Dataset records:
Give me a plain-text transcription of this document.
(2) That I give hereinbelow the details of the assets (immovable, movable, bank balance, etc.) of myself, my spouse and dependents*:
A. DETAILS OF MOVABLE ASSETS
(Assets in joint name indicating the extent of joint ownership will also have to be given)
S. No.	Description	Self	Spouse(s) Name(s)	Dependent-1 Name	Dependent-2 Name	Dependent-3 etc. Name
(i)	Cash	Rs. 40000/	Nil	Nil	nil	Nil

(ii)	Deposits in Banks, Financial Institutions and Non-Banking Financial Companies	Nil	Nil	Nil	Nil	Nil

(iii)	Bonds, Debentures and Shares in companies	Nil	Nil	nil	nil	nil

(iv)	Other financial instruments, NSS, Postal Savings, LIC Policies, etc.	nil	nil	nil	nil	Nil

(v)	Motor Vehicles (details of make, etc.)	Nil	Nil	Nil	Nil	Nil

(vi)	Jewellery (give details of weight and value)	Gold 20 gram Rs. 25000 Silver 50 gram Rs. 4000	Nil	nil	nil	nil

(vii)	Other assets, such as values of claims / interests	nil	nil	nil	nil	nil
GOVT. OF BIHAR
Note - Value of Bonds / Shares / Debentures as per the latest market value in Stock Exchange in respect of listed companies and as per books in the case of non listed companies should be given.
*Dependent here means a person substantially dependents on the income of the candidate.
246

Objective:
Set all of the entries down again, exactly as they were given.

Exercise solution:
Give me a plain-text transcription of this document.
(2) That I give hereinbelow the details of the assets (immovable, movable, bank balance, etc.) of myself, my spouse and dependents*:
A. DETAILS OF MOVABLE ASSETS
(Assets in joint name indicating the extent of joint ownership will also have to be given)
S. No.	Description	Self	Spouse(s) Name(s)	Dependent-1 Name	Dependent-2 Name	Dependent-3 etc. Name
(i)	Cash	Rs. 40000/	Nil	Nil	nil	Nil

(ii)	Deposits in Banks, Financial Institutions and Non-Banking Financial Companies	Nil	Nil	Nil	Nil	Nil

(iii)	Bonds, Debentures and Shares in companies	Nil	Nil	nil	nil	nil

(iv)	Other financial instruments, NSS, Postal Savings, LIC Policies, etc.	nil	nil	nil	nil	Nil

(v)	Motor Vehicles (details of make, etc.)	Nil	Nil	Nil	Nil	Nil

(vi)	Jewellery (give details of weight and value)	Gold 20 gram Rs. 25000 Silver 50 gram Rs. 4000	Nil	nil	nil	nil

(vii)	Other assets, such as values of claims / interests	nil	nil	nil	nil	nil
GOVT. OF BIHAR
Note - Value of Bonds / Shares / Debentures as per the latest market value in Stock Exchange in respect of listed companies and as per books in the case of non listed companies should be given.
*Dependent here means a person substantially dependents on the income of the candidate.
246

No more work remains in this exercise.